▶ _Exercise objective_:
Find the lines holding the string "Number" in the data, then copy all of them.

▶ _Extracted records_:
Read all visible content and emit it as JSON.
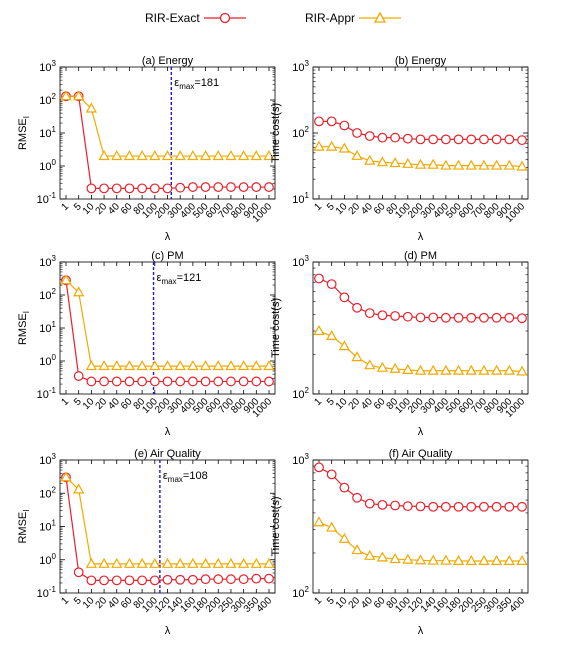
{
  "legend": {
    "items": [
      {
        "label": "RIR-Exact",
        "color": "#e8202a",
        "marker": "circle"
      },
      {
        "label": "RIR-Appr",
        "color": "#f2a900",
        "marker": "triangle"
      }
    ]
  },
  "chart_data": [
    {
      "type": "line",
      "title": "(a) Energy",
      "xlabel": "λ",
      "ylabel": "RMSE_I",
      "yscale": "log",
      "yticks": [
        "10^-1",
        "10^0",
        "10^1",
        "10^2",
        "10^3"
      ],
      "categories": [
        "1",
        "5",
        "10",
        "20",
        "40",
        "60",
        "80",
        "100",
        "200",
        "300",
        "400",
        "500",
        "600",
        "700",
        "800",
        "900",
        "1000"
      ],
      "series": [
        {
          "name": "RIR-Exact",
          "values": [
            130,
            130,
            0.21,
            0.21,
            0.21,
            0.21,
            0.21,
            0.21,
            0.21,
            0.22,
            0.23,
            0.23,
            0.23,
            0.23,
            0.23,
            0.23,
            0.23
          ]
        },
        {
          "name": "RIR-Appr",
          "values": [
            130,
            130,
            55,
            2,
            2,
            2,
            2,
            2,
            2,
            2,
            2,
            2,
            2,
            2,
            2,
            2,
            2
          ]
        }
      ],
      "vline": {
        "index": 8.3,
        "label_prefix": "ε",
        "label_sub": "max",
        "label_value": "=181"
      }
    },
    {
      "type": "line",
      "title": "(b) Energy",
      "xlabel": "λ",
      "ylabel": "Time cost(s)",
      "yscale": "log",
      "yticks": [
        "10^1",
        "10^2",
        "10^3"
      ],
      "categories": [
        "1",
        "5",
        "10",
        "20",
        "40",
        "60",
        "80",
        "100",
        "200",
        "300",
        "400",
        "500",
        "600",
        "700",
        "800",
        "900",
        "1000"
      ],
      "series": [
        {
          "name": "RIR-Exact",
          "values": [
            150,
            150,
            130,
            100,
            90,
            85,
            85,
            82,
            80,
            80,
            80,
            80,
            80,
            80,
            80,
            80,
            78
          ]
        },
        {
          "name": "RIR-Appr",
          "values": [
            62,
            62,
            58,
            45,
            38,
            36,
            35,
            34,
            33,
            33,
            32,
            32,
            32,
            32,
            32,
            32,
            31
          ]
        }
      ]
    },
    {
      "type": "line",
      "title": "(c) PM",
      "xlabel": "λ",
      "ylabel": "RMSE_I",
      "yscale": "log",
      "yticks": [
        "10^-1",
        "10^0",
        "10^1",
        "10^2",
        "10^3"
      ],
      "categories": [
        "1",
        "5",
        "10",
        "20",
        "40",
        "60",
        "80",
        "100",
        "200",
        "300",
        "400",
        "500",
        "600",
        "700",
        "800",
        "900",
        "1000"
      ],
      "series": [
        {
          "name": "RIR-Exact",
          "values": [
            280,
            0.35,
            0.24,
            0.24,
            0.24,
            0.24,
            0.24,
            0.24,
            0.24,
            0.24,
            0.24,
            0.24,
            0.24,
            0.24,
            0.24,
            0.24,
            0.24
          ]
        },
        {
          "name": "RIR-Appr",
          "values": [
            280,
            120,
            0.7,
            0.7,
            0.7,
            0.7,
            0.7,
            0.7,
            0.7,
            0.7,
            0.7,
            0.7,
            0.7,
            0.7,
            0.7,
            0.7,
            0.7
          ]
        }
      ],
      "vline": {
        "index": 6.9,
        "label_prefix": "ε",
        "label_sub": "max",
        "label_value": "=121"
      }
    },
    {
      "type": "line",
      "title": "(d) PM",
      "xlabel": "λ",
      "ylabel": "Time cost(s)",
      "yscale": "log",
      "yticks": [
        "10^2",
        "10^3"
      ],
      "categories": [
        "1",
        "5",
        "10",
        "20",
        "40",
        "60",
        "80",
        "100",
        "200",
        "300",
        "400",
        "500",
        "600",
        "700",
        "800",
        "900",
        "1000"
      ],
      "series": [
        {
          "name": "RIR-Exact",
          "values": [
            750,
            680,
            540,
            450,
            410,
            395,
            390,
            385,
            380,
            380,
            378,
            378,
            378,
            378,
            378,
            378,
            375
          ]
        },
        {
          "name": "RIR-Appr",
          "values": [
            300,
            275,
            230,
            190,
            165,
            158,
            155,
            152,
            150,
            150,
            150,
            150,
            150,
            150,
            150,
            150,
            148
          ]
        }
      ]
    },
    {
      "type": "line",
      "title": "(e) Air Quality",
      "xlabel": "λ",
      "ylabel": "RMSE_I",
      "yscale": "log",
      "yticks": [
        "10^-1",
        "10^0",
        "10^1",
        "10^2",
        "10^3"
      ],
      "categories": [
        "1",
        "5",
        "10",
        "20",
        "40",
        "60",
        "80",
        "100",
        "120",
        "140",
        "160",
        "180",
        "200",
        "250",
        "300",
        "350",
        "400"
      ],
      "series": [
        {
          "name": "RIR-Exact",
          "values": [
            300,
            0.42,
            0.24,
            0.24,
            0.24,
            0.24,
            0.24,
            0.24,
            0.25,
            0.25,
            0.25,
            0.26,
            0.26,
            0.26,
            0.26,
            0.27,
            0.27
          ]
        },
        {
          "name": "RIR-Appr",
          "values": [
            300,
            130,
            0.75,
            0.75,
            0.75,
            0.75,
            0.75,
            0.75,
            0.75,
            0.75,
            0.75,
            0.75,
            0.75,
            0.75,
            0.75,
            0.75,
            0.75
          ]
        }
      ],
      "vline": {
        "index": 7.4,
        "label_prefix": "ε",
        "label_sub": "max",
        "label_value": "=108"
      }
    },
    {
      "type": "line",
      "title": "(f) Air Quality",
      "xlabel": "λ",
      "ylabel": "Time cost(s)",
      "yscale": "log",
      "yticks": [
        "10^2",
        "10^3"
      ],
      "categories": [
        "1",
        "5",
        "10",
        "20",
        "40",
        "60",
        "80",
        "100",
        "120",
        "140",
        "160",
        "180",
        "200",
        "250",
        "300",
        "350",
        "400"
      ],
      "series": [
        {
          "name": "RIR-Exact",
          "values": [
            880,
            780,
            620,
            520,
            470,
            460,
            455,
            450,
            448,
            445,
            445,
            445,
            445,
            445,
            445,
            445,
            445
          ]
        },
        {
          "name": "RIR-Appr",
          "values": [
            340,
            310,
            255,
            210,
            190,
            185,
            180,
            178,
            176,
            175,
            175,
            174,
            174,
            174,
            174,
            174,
            174
          ]
        }
      ]
    }
  ]
}
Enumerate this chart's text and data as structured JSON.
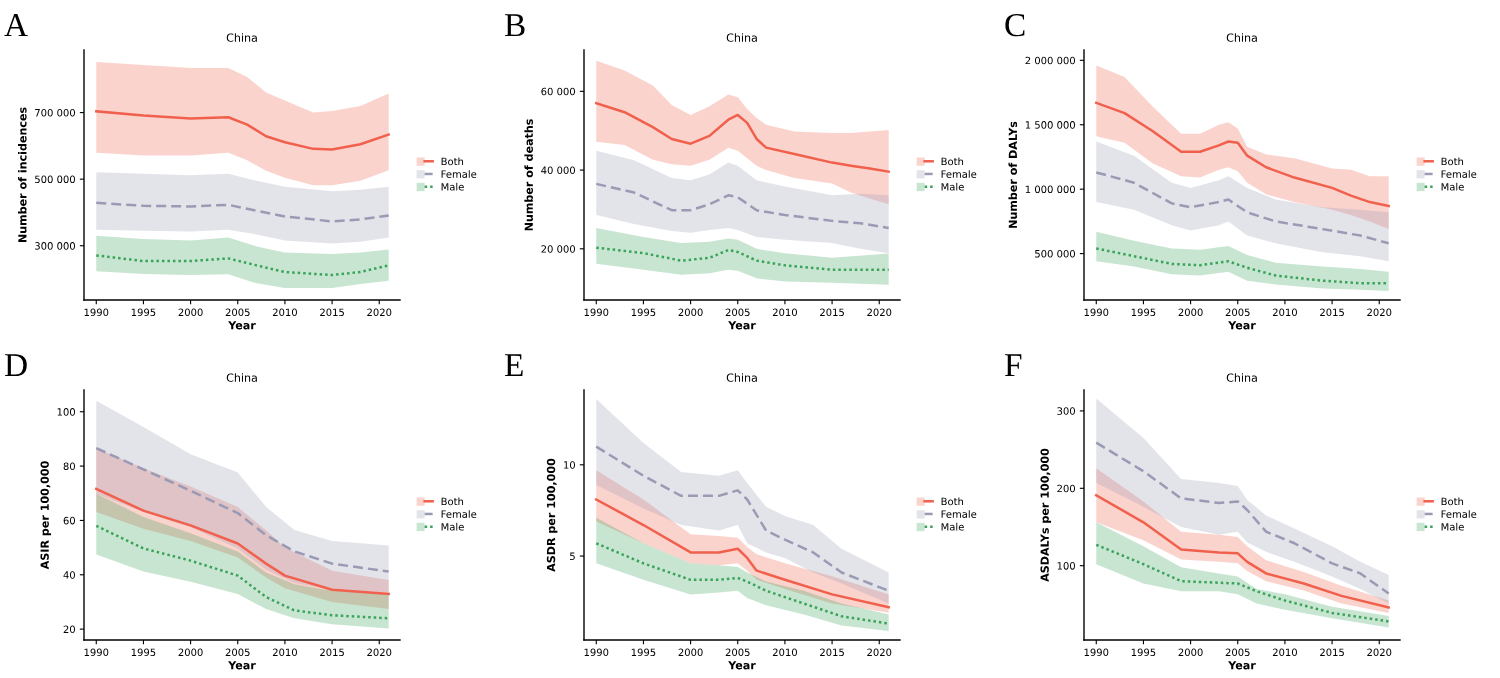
{
  "chart_data": [
    {
      "type": "line",
      "title": "China",
      "xlabel": "Year",
      "ylabel": "Number of incidences",
      "annotations": [
        "A"
      ],
      "legend": "right",
      "grid": false,
      "xlim": [
        1988.7,
        2022.2
      ],
      "xticks": [
        1990,
        1995,
        2000,
        2005,
        2010,
        2015,
        2020
      ],
      "ylim": [
        137000,
        888000
      ],
      "yticks": [
        {
          "value": 300000,
          "label": "300 000"
        },
        {
          "value": 500000,
          "label": "500 000"
        },
        {
          "value": 700000,
          "label": "700 000"
        }
      ],
      "series": [
        {
          "name": "Both",
          "color": "#f0604d",
          "line_style": "solid",
          "x": [
            1990,
            1995,
            2000,
            2004,
            2006,
            2008,
            2010,
            2013,
            2015,
            2018,
            2021
          ],
          "values": [
            704000,
            691000,
            682000,
            686000,
            664000,
            629000,
            611000,
            591000,
            589000,
            605000,
            634000
          ],
          "upper": [
            852000,
            843000,
            834000,
            834000,
            807000,
            760000,
            736000,
            700000,
            705000,
            720000,
            757000
          ],
          "lower": [
            579000,
            571000,
            571000,
            579000,
            557000,
            525000,
            504000,
            482000,
            482000,
            495000,
            527000
          ]
        },
        {
          "name": "Female",
          "color": "#9a9ab4",
          "line_style": "dashed",
          "x": [
            1990,
            1995,
            2000,
            2004,
            2007,
            2010,
            2015,
            2018,
            2021
          ],
          "values": [
            429000,
            420000,
            418000,
            423000,
            405000,
            388000,
            373000,
            379000,
            391000
          ],
          "upper": [
            521000,
            516000,
            512000,
            516000,
            495000,
            477000,
            464000,
            468000,
            477000
          ],
          "lower": [
            348000,
            345000,
            343000,
            348000,
            334000,
            316000,
            307000,
            312000,
            325000
          ]
        },
        {
          "name": "Male",
          "color": "#3aa35a",
          "line_style": "dotted",
          "x": [
            1990,
            1995,
            2000,
            2004,
            2007,
            2010,
            2015,
            2018,
            2021
          ],
          "values": [
            271000,
            254000,
            254000,
            262000,
            241000,
            221000,
            212000,
            221000,
            241000
          ],
          "upper": [
            330000,
            320000,
            316000,
            325000,
            298000,
            280000,
            275000,
            280000,
            289000
          ],
          "lower": [
            223000,
            215000,
            212000,
            214000,
            187000,
            173000,
            173000,
            185000,
            195000
          ]
        }
      ]
    },
    {
      "type": "line",
      "title": "China",
      "xlabel": "Year",
      "ylabel": "Number of deaths",
      "annotations": [
        "B"
      ],
      "legend": "right",
      "grid": false,
      "xlim": [
        1988.7,
        2022.2
      ],
      "xticks": [
        1990,
        1995,
        2000,
        2005,
        2010,
        2015,
        2020
      ],
      "ylim": [
        7000,
        70500
      ],
      "yticks": [
        {
          "value": 20000,
          "label": "20 000"
        },
        {
          "value": 40000,
          "label": "40 000"
        },
        {
          "value": 60000,
          "label": "60 000"
        }
      ],
      "series": [
        {
          "name": "Both",
          "color": "#f0604d",
          "line_style": "solid",
          "x": [
            1990,
            1993,
            1996,
            1998,
            2000,
            2002,
            2004,
            2005,
            2006,
            2007,
            2008,
            2011,
            2015,
            2017,
            2019,
            2021
          ],
          "values": [
            57000,
            54700,
            50900,
            47900,
            46700,
            48700,
            52800,
            54000,
            52000,
            47900,
            45700,
            44100,
            41900,
            41100,
            40400,
            39600
          ],
          "upper": [
            67800,
            65300,
            61500,
            56500,
            54000,
            56200,
            59200,
            58500,
            55500,
            53200,
            51500,
            49800,
            49400,
            49400,
            49800,
            50200
          ],
          "lower": [
            47200,
            46400,
            42600,
            41500,
            41100,
            42600,
            45700,
            44900,
            43000,
            41100,
            40000,
            38000,
            36600,
            34300,
            32800,
            31300
          ]
        },
        {
          "name": "Female",
          "color": "#9a9ab4",
          "line_style": "dashed",
          "x": [
            1990,
            1994,
            1998,
            2000,
            2002,
            2004,
            2005,
            2007,
            2010,
            2015,
            2018,
            2021
          ],
          "values": [
            36500,
            34300,
            29800,
            29800,
            31300,
            33600,
            33100,
            29800,
            28600,
            27100,
            26500,
            25300
          ],
          "upper": [
            44900,
            42500,
            38000,
            37400,
            38900,
            41900,
            41100,
            37400,
            35800,
            33600,
            34000,
            33600
          ],
          "lower": [
            28600,
            26300,
            24500,
            24100,
            24800,
            25300,
            24800,
            23000,
            22300,
            21500,
            20000,
            18900
          ]
        },
        {
          "name": "Male",
          "color": "#3aa35a",
          "line_style": "dotted",
          "x": [
            1990,
            1995,
            1999,
            2002,
            2004,
            2005,
            2007,
            2010,
            2015,
            2021
          ],
          "values": [
            20300,
            18900,
            17000,
            17700,
            19700,
            19200,
            17000,
            15800,
            14700,
            14700
          ],
          "upper": [
            25300,
            23000,
            21500,
            21800,
            22600,
            22300,
            20000,
            18900,
            17700,
            18800
          ],
          "lower": [
            16200,
            14700,
            13400,
            13800,
            14700,
            14400,
            12500,
            11700,
            11400,
            10900
          ]
        }
      ]
    },
    {
      "type": "line",
      "title": "China",
      "xlabel": "Year",
      "ylabel": "Number of DALYs",
      "annotations": [
        "C"
      ],
      "legend": "right",
      "grid": false,
      "xlim": [
        1988.7,
        2022.2
      ],
      "xticks": [
        1990,
        1995,
        2000,
        2005,
        2010,
        2015,
        2020
      ],
      "ylim": [
        140000,
        2080000
      ],
      "yticks": [
        {
          "value": 500000,
          "label": "500 000"
        },
        {
          "value": 1000000,
          "label": "1 000 000"
        },
        {
          "value": 1500000,
          "label": "1 500 000"
        },
        {
          "value": 2000000,
          "label": "2 000 000"
        }
      ],
      "series": [
        {
          "name": "Both",
          "color": "#f0604d",
          "line_style": "solid",
          "x": [
            1990,
            1993,
            1996,
            1999,
            2001,
            2003,
            2004,
            2005,
            2006,
            2008,
            2011,
            2015,
            2017,
            2019,
            2021
          ],
          "values": [
            1670000,
            1590000,
            1450000,
            1290000,
            1290000,
            1340000,
            1370000,
            1360000,
            1260000,
            1170000,
            1090000,
            1010000,
            950000,
            900000,
            870000
          ],
          "upper": [
            1960000,
            1870000,
            1640000,
            1430000,
            1430000,
            1500000,
            1520000,
            1470000,
            1330000,
            1270000,
            1240000,
            1160000,
            1150000,
            1100000,
            1100000
          ],
          "lower": [
            1410000,
            1360000,
            1200000,
            1100000,
            1090000,
            1150000,
            1170000,
            1140000,
            1050000,
            960000,
            900000,
            840000,
            800000,
            750000,
            690000
          ]
        },
        {
          "name": "Female",
          "color": "#9a9ab4",
          "line_style": "dashed",
          "x": [
            1990,
            1994,
            1998,
            2000,
            2003,
            2004,
            2006,
            2009,
            2014,
            2018,
            2021
          ],
          "values": [
            1130000,
            1050000,
            890000,
            860000,
            900000,
            920000,
            820000,
            750000,
            690000,
            640000,
            580000
          ],
          "upper": [
            1370000,
            1260000,
            1050000,
            1010000,
            1070000,
            1100000,
            1010000,
            920000,
            860000,
            840000,
            820000
          ],
          "lower": [
            900000,
            840000,
            720000,
            680000,
            720000,
            750000,
            640000,
            580000,
            510000,
            480000,
            440000
          ]
        },
        {
          "name": "Male",
          "color": "#3aa35a",
          "line_style": "dotted",
          "x": [
            1990,
            1994,
            1998,
            2001,
            2004,
            2006,
            2009,
            2014,
            2018,
            2021
          ],
          "values": [
            540000,
            480000,
            420000,
            410000,
            440000,
            390000,
            330000,
            290000,
            270000,
            270000
          ],
          "upper": [
            670000,
            600000,
            540000,
            530000,
            560000,
            490000,
            430000,
            400000,
            380000,
            360000
          ],
          "lower": [
            440000,
            400000,
            340000,
            330000,
            360000,
            290000,
            260000,
            230000,
            220000,
            210000
          ]
        }
      ]
    },
    {
      "type": "line",
      "title": "China",
      "xlabel": "Year",
      "ylabel": "ASIR per 100,000",
      "annotations": [
        "D"
      ],
      "legend": "right",
      "grid": false,
      "xlim": [
        1988.7,
        2022.2
      ],
      "xticks": [
        1990,
        1995,
        2000,
        2005,
        2010,
        2015,
        2020
      ],
      "ylim": [
        16,
        108
      ],
      "yticks": [
        20,
        40,
        60,
        80,
        100
      ],
      "series": [
        {
          "name": "Both",
          "color": "#f0604d",
          "line_style": "solid",
          "x": [
            1990,
            1995,
            2000,
            2005,
            2008,
            2010,
            2015,
            2021
          ],
          "values": [
            71.6,
            63.6,
            58.2,
            51.5,
            44.1,
            39.7,
            34.5,
            33.0
          ],
          "upper": [
            86.6,
            79.2,
            72.5,
            64.9,
            56.4,
            50.0,
            41.5,
            38.1
          ],
          "lower": [
            63.1,
            56.9,
            52.4,
            46.4,
            39.0,
            35.0,
            30.0,
            27.4
          ]
        },
        {
          "name": "Female",
          "color": "#9a9ab4",
          "line_style": "dashed",
          "x": [
            1990,
            1995,
            2000,
            2005,
            2008,
            2011,
            2015,
            2021
          ],
          "values": [
            86.6,
            78.8,
            70.9,
            62.7,
            54.6,
            48.6,
            44.1,
            41.2
          ],
          "upper": [
            104.0,
            94.4,
            84.4,
            77.6,
            65.0,
            56.5,
            52.4,
            50.8
          ],
          "lower": [
            69.8,
            63.1,
            57.5,
            49.7,
            41.9,
            37.0,
            34.5,
            33.6
          ]
        },
        {
          "name": "Male",
          "color": "#3aa35a",
          "line_style": "dotted",
          "x": [
            1990,
            1995,
            2000,
            2005,
            2008,
            2011,
            2015,
            2021
          ],
          "values": [
            58.0,
            49.7,
            45.2,
            39.7,
            31.8,
            26.9,
            25.1,
            24.0
          ],
          "upper": [
            69.8,
            61.3,
            55.3,
            48.6,
            40.8,
            36.5,
            34.1,
            33.0
          ],
          "lower": [
            47.5,
            41.2,
            37.4,
            32.9,
            27.4,
            24.0,
            21.8,
            20.2
          ]
        }
      ]
    },
    {
      "type": "line",
      "title": "China",
      "xlabel": "Year",
      "ylabel": "ASDR per 100,000",
      "annotations": [
        "E"
      ],
      "legend": "right",
      "grid": false,
      "xlim": [
        1988.7,
        2022.2
      ],
      "xticks": [
        1990,
        1995,
        2000,
        2005,
        2010,
        2015,
        2020
      ],
      "ylim": [
        0.4,
        14.1
      ],
      "yticks": [
        5,
        10
      ],
      "series": [
        {
          "name": "Both",
          "color": "#f0604d",
          "line_style": "solid",
          "x": [
            1990,
            1995,
            2000,
            2003,
            2005,
            2006,
            2007,
            2010,
            2015,
            2021
          ],
          "values": [
            8.1,
            6.7,
            5.2,
            5.2,
            5.4,
            4.9,
            4.2,
            3.7,
            2.9,
            2.2
          ],
          "upper": [
            9.7,
            8.1,
            6.2,
            6.1,
            6.0,
            5.5,
            5.1,
            4.6,
            3.9,
            2.9
          ],
          "lower": [
            6.9,
            5.7,
            4.6,
            4.5,
            4.6,
            4.2,
            3.7,
            3.2,
            2.4,
            1.9
          ]
        },
        {
          "name": "Female",
          "color": "#9a9ab4",
          "line_style": "dashed",
          "x": [
            1990,
            1995,
            1999,
            2003,
            2005,
            2006,
            2008,
            2010,
            2013,
            2016,
            2021
          ],
          "values": [
            11.0,
            9.4,
            8.3,
            8.3,
            8.6,
            8.1,
            6.4,
            5.9,
            5.2,
            4.1,
            3.1
          ],
          "upper": [
            13.6,
            11.2,
            9.6,
            9.4,
            9.7,
            9.0,
            7.7,
            7.2,
            6.7,
            5.4,
            4.1
          ],
          "lower": [
            8.9,
            7.6,
            6.7,
            6.4,
            6.7,
            5.7,
            5.2,
            4.9,
            4.1,
            3.5,
            2.4
          ]
        },
        {
          "name": "Male",
          "color": "#3aa35a",
          "line_style": "dotted",
          "x": [
            1990,
            1995,
            2000,
            2003,
            2005,
            2006,
            2008,
            2012,
            2016,
            2021
          ],
          "values": [
            5.7,
            4.6,
            3.7,
            3.7,
            3.8,
            3.6,
            3.1,
            2.4,
            1.7,
            1.3
          ],
          "upper": [
            7.1,
            5.7,
            4.6,
            4.5,
            4.4,
            4.1,
            3.6,
            3.1,
            2.4,
            1.8
          ],
          "lower": [
            4.6,
            3.7,
            2.9,
            3.0,
            3.1,
            2.7,
            2.3,
            1.8,
            1.2,
            0.9
          ]
        }
      ]
    },
    {
      "type": "line",
      "title": "China",
      "xlabel": "Year",
      "ylabel": "ASDALYs per 100,000",
      "annotations": [
        "F"
      ],
      "legend": "right",
      "grid": false,
      "xlim": [
        1988.7,
        2022.2
      ],
      "xticks": [
        1990,
        1995,
        2000,
        2005,
        2010,
        2015,
        2020
      ],
      "ylim": [
        4,
        327
      ],
      "yticks": [
        100,
        200,
        300
      ],
      "series": [
        {
          "name": "Both",
          "color": "#f0604d",
          "line_style": "solid",
          "x": [
            1990,
            1995,
            1999,
            2003,
            2005,
            2006,
            2008,
            2012,
            2016,
            2021
          ],
          "values": [
            191,
            156,
            121,
            117,
            116,
            105,
            90,
            77,
            61,
            46
          ],
          "upper": [
            226,
            183,
            144,
            140,
            137,
            125,
            107,
            92,
            74,
            55
          ],
          "lower": [
            156,
            133,
            108,
            105,
            103,
            93,
            80,
            68,
            51,
            39
          ]
        },
        {
          "name": "Female",
          "color": "#9a9ab4",
          "line_style": "dashed",
          "x": [
            1990,
            1995,
            1999,
            2003,
            2005,
            2006,
            2008,
            2011,
            2015,
            2018,
            2021
          ],
          "values": [
            259,
            222,
            187,
            181,
            183,
            172,
            144,
            129,
            103,
            90,
            64
          ],
          "upper": [
            316,
            265,
            212,
            207,
            203,
            185,
            165,
            148,
            125,
            105,
            88
          ],
          "lower": [
            207,
            176,
            150,
            140,
            144,
            130,
            118,
            105,
            86,
            70,
            51
          ]
        },
        {
          "name": "Male",
          "color": "#3aa35a",
          "line_style": "dotted",
          "x": [
            1990,
            1995,
            1999,
            2003,
            2005,
            2007,
            2010,
            2015,
            2021
          ],
          "values": [
            127,
            102,
            80,
            78,
            77,
            67,
            55,
            39,
            28
          ],
          "upper": [
            156,
            125,
            98,
            90,
            86,
            70,
            63,
            47,
            35
          ],
          "lower": [
            102,
            77,
            67,
            67,
            63,
            51,
            43,
            32,
            20
          ]
        }
      ]
    }
  ]
}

▶ _Exercise output_:
      "ylabel": "Number of incidences",
      "ylabel": "Number of deaths",
      "ylabel": "Number of DALYs",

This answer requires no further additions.